TASK GOAL ::
All of the data below must be repeated exactly.
**** DATA FOR THE TASK ****
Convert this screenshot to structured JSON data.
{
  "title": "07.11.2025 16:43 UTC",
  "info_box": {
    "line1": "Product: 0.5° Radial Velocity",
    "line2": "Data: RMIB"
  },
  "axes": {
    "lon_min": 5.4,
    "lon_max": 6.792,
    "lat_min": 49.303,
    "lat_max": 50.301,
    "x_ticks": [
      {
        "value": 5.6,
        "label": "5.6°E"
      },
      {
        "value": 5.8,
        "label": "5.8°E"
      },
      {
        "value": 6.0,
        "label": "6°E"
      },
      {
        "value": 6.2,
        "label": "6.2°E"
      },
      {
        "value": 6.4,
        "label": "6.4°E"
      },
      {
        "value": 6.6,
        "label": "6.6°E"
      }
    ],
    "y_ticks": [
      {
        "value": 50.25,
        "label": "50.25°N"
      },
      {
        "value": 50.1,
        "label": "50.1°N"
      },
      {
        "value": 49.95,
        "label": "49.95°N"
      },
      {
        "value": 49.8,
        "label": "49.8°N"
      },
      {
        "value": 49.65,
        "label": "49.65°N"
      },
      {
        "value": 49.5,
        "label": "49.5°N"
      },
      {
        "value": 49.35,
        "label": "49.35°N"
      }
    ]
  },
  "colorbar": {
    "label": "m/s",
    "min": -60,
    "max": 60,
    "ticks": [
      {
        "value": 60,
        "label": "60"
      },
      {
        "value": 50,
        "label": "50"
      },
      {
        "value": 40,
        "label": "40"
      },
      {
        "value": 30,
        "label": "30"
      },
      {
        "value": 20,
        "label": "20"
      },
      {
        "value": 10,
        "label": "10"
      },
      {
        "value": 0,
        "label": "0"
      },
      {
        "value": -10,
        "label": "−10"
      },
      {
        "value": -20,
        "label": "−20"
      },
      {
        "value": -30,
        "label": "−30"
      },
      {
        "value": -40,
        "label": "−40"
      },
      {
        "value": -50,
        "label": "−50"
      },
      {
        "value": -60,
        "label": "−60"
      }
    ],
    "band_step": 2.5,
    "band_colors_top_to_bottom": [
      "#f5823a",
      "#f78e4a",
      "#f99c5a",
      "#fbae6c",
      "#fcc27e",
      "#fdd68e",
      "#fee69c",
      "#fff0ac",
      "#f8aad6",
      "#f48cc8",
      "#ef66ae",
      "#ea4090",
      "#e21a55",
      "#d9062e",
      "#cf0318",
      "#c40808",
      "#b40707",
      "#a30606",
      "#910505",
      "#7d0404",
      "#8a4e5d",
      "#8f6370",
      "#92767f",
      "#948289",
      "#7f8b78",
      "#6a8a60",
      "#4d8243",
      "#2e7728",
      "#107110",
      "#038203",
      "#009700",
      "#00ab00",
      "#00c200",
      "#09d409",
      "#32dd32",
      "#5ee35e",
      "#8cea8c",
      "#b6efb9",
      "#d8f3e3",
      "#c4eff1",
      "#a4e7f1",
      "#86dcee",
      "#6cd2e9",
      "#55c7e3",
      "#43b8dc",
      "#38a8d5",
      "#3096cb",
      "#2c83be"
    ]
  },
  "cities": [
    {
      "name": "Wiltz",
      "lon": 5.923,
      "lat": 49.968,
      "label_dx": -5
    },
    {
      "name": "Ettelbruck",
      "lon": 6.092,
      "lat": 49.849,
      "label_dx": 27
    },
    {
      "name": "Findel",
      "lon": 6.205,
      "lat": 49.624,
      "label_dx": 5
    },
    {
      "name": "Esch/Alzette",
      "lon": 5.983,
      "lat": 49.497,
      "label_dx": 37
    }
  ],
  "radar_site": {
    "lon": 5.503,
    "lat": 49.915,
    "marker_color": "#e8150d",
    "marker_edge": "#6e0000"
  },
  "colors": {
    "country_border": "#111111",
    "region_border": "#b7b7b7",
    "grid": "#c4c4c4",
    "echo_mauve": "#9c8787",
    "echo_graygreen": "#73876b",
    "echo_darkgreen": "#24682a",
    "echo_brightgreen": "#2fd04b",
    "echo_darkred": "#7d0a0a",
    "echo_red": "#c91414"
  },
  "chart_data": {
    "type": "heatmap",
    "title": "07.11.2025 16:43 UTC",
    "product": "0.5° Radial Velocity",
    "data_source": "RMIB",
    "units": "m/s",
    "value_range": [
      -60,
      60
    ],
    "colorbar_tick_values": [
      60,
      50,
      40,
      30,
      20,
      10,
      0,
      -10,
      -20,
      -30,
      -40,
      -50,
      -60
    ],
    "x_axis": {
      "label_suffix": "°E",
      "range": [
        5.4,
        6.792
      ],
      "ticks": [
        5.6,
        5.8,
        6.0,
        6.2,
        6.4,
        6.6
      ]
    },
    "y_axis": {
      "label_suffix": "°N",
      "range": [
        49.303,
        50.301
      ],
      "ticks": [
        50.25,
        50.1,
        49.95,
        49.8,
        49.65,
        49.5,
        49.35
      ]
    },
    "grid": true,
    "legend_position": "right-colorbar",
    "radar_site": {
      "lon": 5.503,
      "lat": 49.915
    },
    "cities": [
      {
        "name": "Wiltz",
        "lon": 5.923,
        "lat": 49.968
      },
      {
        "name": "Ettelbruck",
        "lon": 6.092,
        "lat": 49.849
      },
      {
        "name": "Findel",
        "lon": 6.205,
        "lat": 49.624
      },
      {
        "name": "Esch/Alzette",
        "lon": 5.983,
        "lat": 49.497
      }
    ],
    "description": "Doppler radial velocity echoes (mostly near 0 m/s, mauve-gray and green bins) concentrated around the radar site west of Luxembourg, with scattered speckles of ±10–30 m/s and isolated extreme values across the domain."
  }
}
****
RESPONSE TO THIS TASK ::
Convert this screenshot to structured JSON data.
{
  "title": "07.11.2025 16:43 UTC",
  "info_box": {
    "line1": "Product: 0.5° Radial Velocity",
    "line2": "Data: RMIB"
  },
  "axes": {
    "lon_min": 5.4,
    "lon_max": 6.792,
    "lat_min": 49.303,
    "lat_max": 50.301,
    "x_ticks": [
      {
        "value": 5.6,
        "label": "5.6°E"
      },
      {
        "value": 5.8,
        "label": "5.8°E"
      },
      {
        "value": 6.0,
        "label": "6°E"
      },
      {
        "value": 6.2,
        "label": "6.2°E"
      },
      {
        "value": 6.4,
        "label": "6.4°E"
      },
      {
        "value": 6.6,
        "label": "6.6°E"
      }
    ],
    "y_ticks": [
      {
        "value": 50.25,
        "label": "50.25°N"
      },
      {
        "value": 50.1,
        "label": "50.1°N"
      },
      {
        "value": 49.95,
        "label": "49.95°N"
      },
      {
        "value": 49.8,
        "label": "49.8°N"
      },
      {
        "value": 49.65,
        "label": "49.65°N"
      },
      {
        "value": 49.5,
        "label": "49.5°N"
      },
      {
        "value": 49.35,
        "label": "49.35°N"
      }
    ]
  },
  "colorbar": {
    "label": "m/s",
    "min": -60,
    "max": 60,
    "ticks": [
      {
        "value": 60,
        "label": "60"
      },
      {
        "value": 50,
        "label": "50"
      },
      {
        "value": 40,
        "label": "40"
      },
      {
        "value": 30,
        "label": "30"
      },
      {
        "value": 20,
        "label": "20"
      },
      {
        "value": 10,
        "label": "10"
      },
      {
        "value": 0,
        "label": "0"
      },
      {
        "value": -10,
        "label": "−10"
      },
      {
        "value": -20,
        "label": "−20"
      },
      {
        "value": -30,
        "label": "−30"
      },
      {
        "value": -40,
        "label": "−40"
      },
      {
        "value": -50,
        "label": "−50"
      },
      {
        "value": -60,
        "label": "−60"
      }
    ],
    "band_step": 2.5,
    "band_colors_top_to_bottom": [
      "#f5823a",
      "#f78e4a",
      "#f99c5a",
      "#fbae6c",
      "#fcc27e",
      "#fdd68e",
      "#fee69c",
      "#fff0ac",
      "#f8aad6",
      "#f48cc8",
      "#ef66ae",
      "#ea4090",
      "#e21a55",
      "#d9062e",
      "#cf0318",
      "#c40808",
      "#b40707",
      "#a30606",
      "#910505",
      "#7d0404",
      "#8a4e5d",
      "#8f6370",
      "#92767f",
      "#948289",
      "#7f8b78",
      "#6a8a60",
      "#4d8243",
      "#2e7728",
      "#107110",
      "#038203",
      "#009700",
      "#00ab00",
      "#00c200",
      "#09d409",
      "#32dd32",
      "#5ee35e",
      "#8cea8c",
      "#b6efb9",
      "#d8f3e3",
      "#c4eff1",
      "#a4e7f1",
      "#86dcee",
      "#6cd2e9",
      "#55c7e3",
      "#43b8dc",
      "#38a8d5",
      "#3096cb",
      "#2c83be"
    ]
  },
  "cities": [
    {
      "name": "Wiltz",
      "lon": 5.923,
      "lat": 49.968,
      "label_dx": -5
    },
    {
      "name": "Ettelbruck",
      "lon": 6.092,
      "lat": 49.849,
      "label_dx": 27
    },
    {
      "name": "Findel",
      "lon": 6.205,
      "lat": 49.624,
      "label_dx": 5
    },
    {
      "name": "Esch/Alzette",
      "lon": 5.983,
      "lat": 49.497,
      "label_dx": 37
    }
  ],
  "radar_site": {
    "lon": 5.503,
    "lat": 49.915,
    "marker_color": "#e8150d",
    "marker_edge": "#6e0000"
  },
  "colors": {
    "country_border": "#111111",
    "region_border": "#b7b7b7",
    "grid": "#c4c4c4",
    "echo_mauve": "#9c8787",
    "echo_graygreen": "#73876b",
    "echo_darkgreen": "#24682a",
    "echo_brightgreen": "#2fd04b",
    "echo_darkred": "#7d0a0a",
    "echo_red": "#c91414"
  },
  "chart_data": {
    "type": "heatmap",
    "title": "07.11.2025 16:43 UTC",
    "product": "0.5° Radial Velocity",
    "data_source": "RMIB",
    "units": "m/s",
    "value_range": [
      -60,
      60
    ],
    "colorbar_tick_values": [
      60,
      50,
      40,
      30,
      20,
      10,
      0,
      -10,
      -20,
      -30,
      -40,
      -50,
      -60
    ],
    "x_axis": {
      "label_suffix": "°E",
      "range": [
        5.4,
        6.792
      ],
      "ticks": [
        5.6,
        5.8,
        6.0,
        6.2,
        6.4,
        6.6
      ]
    },
    "y_axis": {
      "label_suffix": "°N",
      "range": [
        49.303,
        50.301
      ],
      "ticks": [
        50.25,
        50.1,
        49.95,
        49.8,
        49.65,
        49.5,
        49.35
      ]
    },
    "grid": true,
    "legend_position": "right-colorbar",
    "radar_site": {
      "lon": 5.503,
      "lat": 49.915
    },
    "cities": [
      {
        "name": "Wiltz",
        "lon": 5.923,
        "lat": 49.968
      },
      {
        "name": "Ettelbruck",
        "lon": 6.092,
        "lat": 49.849
      },
      {
        "name": "Findel",
        "lon": 6.205,
        "lat": 49.624
      },
      {
        "name": "Esch/Alzette",
        "lon": 5.983,
        "lat": 49.497
      }
    ],
    "description": "Doppler radial velocity echoes (mostly near 0 m/s, mauve-gray and green bins) concentrated around the radar site west of Luxembourg, with scattered speckles of ±10–30 m/s and isolated extreme values across the domain."
  }
}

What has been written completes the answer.